#### Assigned task
What lines of the data below include the word "FORRO"? Report them by copying each.

#### Input
───

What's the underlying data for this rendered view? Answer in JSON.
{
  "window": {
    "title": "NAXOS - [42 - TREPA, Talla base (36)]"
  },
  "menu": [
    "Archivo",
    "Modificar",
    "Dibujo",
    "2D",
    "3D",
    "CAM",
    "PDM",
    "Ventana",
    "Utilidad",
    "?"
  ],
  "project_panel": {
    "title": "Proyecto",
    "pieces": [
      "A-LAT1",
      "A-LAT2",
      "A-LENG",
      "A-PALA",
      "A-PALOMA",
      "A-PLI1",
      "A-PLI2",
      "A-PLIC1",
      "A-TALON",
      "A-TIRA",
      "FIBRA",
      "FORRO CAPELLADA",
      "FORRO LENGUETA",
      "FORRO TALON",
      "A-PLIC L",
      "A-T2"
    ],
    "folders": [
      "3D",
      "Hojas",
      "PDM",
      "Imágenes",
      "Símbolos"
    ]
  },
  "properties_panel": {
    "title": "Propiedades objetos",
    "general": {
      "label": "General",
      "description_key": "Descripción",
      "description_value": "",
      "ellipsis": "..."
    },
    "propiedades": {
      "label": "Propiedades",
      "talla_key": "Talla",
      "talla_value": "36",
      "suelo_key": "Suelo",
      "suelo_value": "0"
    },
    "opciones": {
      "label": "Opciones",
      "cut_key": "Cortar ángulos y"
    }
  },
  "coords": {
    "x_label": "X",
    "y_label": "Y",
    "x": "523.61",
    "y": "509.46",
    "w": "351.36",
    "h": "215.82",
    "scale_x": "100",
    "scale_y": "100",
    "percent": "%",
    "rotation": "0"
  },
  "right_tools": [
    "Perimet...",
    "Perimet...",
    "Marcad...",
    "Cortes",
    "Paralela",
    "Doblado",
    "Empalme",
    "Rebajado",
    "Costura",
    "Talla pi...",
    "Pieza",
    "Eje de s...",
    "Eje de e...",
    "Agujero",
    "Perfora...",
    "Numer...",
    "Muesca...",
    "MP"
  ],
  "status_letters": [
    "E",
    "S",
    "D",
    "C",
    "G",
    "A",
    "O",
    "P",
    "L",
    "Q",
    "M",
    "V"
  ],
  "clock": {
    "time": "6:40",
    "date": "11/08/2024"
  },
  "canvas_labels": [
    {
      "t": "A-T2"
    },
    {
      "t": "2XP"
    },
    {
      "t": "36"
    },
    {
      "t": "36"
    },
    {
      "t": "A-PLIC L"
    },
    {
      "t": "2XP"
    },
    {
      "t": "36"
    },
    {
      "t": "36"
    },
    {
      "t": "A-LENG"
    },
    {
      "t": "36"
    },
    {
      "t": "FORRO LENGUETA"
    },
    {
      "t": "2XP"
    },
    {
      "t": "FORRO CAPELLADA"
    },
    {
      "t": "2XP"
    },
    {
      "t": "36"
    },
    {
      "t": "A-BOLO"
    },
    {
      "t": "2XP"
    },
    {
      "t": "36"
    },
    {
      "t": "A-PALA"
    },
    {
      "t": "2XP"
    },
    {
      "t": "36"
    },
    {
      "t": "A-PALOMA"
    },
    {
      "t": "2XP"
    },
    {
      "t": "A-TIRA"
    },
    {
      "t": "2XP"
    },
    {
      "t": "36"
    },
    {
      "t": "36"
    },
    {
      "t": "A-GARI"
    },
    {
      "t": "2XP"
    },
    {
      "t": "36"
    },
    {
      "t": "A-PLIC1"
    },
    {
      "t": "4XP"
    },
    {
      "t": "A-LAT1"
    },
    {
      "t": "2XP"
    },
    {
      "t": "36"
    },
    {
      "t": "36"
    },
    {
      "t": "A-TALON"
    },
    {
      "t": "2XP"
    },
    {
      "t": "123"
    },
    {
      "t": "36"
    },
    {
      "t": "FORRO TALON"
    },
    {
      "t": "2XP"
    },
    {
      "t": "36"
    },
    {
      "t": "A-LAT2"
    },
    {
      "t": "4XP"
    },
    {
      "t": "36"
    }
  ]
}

───

#### Task answer
      "FORRO CAPELLADA",
      "FORRO LENGUETA",
      "FORRO TALON",
      "t": "FORRO LENGUETA"
      "t": "FORRO CAPELLADA"
      "t": "FORRO TALON"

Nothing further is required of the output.